[Given instruction] Where a line in the listing contains the string "this", copy that line out.

────────

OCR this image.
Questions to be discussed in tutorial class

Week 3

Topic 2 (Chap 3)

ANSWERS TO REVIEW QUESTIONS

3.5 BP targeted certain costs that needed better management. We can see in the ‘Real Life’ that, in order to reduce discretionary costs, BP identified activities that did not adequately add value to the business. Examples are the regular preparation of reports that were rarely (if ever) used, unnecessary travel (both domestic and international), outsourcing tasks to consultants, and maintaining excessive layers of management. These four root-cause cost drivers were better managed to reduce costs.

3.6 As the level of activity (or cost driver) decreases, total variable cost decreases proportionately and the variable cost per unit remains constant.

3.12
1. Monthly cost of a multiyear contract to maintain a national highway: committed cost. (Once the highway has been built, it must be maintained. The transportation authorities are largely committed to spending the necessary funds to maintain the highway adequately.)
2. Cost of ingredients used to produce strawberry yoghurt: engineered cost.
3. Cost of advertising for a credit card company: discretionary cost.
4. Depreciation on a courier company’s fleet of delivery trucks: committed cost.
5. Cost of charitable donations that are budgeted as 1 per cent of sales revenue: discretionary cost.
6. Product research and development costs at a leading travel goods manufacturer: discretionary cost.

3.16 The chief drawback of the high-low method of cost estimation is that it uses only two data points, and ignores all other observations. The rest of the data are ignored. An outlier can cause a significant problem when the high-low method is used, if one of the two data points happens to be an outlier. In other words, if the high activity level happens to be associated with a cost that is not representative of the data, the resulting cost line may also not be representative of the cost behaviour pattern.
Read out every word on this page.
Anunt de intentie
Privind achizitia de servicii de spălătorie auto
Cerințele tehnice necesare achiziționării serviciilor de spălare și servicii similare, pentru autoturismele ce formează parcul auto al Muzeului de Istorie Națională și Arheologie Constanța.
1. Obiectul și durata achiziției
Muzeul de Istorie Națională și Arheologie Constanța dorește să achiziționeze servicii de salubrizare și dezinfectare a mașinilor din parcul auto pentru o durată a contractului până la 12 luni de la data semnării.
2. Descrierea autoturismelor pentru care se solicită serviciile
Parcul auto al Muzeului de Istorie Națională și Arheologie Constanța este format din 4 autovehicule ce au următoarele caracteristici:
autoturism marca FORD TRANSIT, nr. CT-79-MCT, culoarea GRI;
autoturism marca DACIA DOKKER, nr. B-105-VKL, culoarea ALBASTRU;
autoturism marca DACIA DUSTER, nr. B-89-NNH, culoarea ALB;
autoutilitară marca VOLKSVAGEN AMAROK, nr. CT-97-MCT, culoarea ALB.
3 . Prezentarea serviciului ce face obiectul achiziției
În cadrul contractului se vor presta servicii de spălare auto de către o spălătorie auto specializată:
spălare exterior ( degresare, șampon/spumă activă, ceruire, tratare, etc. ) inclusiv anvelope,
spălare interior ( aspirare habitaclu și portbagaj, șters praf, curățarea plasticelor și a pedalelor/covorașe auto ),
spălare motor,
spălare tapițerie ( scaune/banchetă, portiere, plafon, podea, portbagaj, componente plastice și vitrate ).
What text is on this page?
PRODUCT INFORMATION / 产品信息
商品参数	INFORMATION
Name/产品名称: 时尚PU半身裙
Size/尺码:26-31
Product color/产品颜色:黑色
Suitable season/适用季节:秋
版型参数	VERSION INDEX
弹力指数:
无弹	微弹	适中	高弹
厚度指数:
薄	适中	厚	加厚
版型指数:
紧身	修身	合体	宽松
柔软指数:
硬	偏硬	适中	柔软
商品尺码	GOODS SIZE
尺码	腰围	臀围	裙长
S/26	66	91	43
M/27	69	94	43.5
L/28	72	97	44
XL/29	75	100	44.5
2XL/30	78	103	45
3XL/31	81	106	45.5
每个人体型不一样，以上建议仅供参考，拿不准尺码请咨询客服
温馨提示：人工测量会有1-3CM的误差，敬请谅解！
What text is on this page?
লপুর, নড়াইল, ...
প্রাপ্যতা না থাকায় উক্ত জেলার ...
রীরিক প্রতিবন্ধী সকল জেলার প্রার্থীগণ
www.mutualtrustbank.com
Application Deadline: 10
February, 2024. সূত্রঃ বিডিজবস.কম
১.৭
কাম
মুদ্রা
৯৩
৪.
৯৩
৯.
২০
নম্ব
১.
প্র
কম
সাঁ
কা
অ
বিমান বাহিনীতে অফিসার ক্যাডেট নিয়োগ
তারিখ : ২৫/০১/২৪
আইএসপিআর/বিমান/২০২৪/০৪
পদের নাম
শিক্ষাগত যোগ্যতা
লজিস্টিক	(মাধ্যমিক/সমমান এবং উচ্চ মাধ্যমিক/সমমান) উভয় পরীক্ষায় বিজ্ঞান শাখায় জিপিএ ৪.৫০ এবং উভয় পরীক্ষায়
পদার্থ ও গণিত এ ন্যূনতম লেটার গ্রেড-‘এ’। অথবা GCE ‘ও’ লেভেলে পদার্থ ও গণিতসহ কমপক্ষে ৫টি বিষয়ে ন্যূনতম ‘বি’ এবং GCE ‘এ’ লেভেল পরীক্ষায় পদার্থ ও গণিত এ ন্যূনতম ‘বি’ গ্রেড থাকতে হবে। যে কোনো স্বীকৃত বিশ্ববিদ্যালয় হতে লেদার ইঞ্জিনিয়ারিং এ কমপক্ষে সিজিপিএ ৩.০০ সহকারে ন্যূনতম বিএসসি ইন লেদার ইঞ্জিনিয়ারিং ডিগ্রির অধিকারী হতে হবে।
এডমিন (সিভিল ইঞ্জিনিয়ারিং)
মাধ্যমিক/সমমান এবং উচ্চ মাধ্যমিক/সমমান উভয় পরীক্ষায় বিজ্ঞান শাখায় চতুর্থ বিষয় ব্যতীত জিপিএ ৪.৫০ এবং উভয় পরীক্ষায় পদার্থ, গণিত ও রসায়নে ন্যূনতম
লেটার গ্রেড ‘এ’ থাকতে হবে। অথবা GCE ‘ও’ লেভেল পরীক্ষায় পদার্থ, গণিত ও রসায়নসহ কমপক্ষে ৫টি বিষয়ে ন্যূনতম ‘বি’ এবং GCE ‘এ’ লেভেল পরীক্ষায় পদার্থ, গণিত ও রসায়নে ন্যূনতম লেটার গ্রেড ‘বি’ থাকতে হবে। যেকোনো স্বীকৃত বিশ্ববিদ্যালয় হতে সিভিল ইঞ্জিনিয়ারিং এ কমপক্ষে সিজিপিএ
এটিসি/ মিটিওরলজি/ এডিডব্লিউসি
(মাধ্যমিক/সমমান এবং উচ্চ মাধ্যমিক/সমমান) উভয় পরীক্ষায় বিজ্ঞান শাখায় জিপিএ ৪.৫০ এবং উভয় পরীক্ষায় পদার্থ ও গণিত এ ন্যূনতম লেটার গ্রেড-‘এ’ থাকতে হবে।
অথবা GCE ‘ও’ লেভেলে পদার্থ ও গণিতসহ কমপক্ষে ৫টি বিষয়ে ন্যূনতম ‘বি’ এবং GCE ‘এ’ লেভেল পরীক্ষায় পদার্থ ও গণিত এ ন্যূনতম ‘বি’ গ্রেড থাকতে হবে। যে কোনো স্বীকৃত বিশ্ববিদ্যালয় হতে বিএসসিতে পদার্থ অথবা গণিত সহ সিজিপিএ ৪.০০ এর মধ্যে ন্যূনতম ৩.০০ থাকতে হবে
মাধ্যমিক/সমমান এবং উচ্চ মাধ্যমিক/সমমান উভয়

────────

[The output]
OCR this image.
Read out every word on this page.
What text is on this page?
What text is on this page?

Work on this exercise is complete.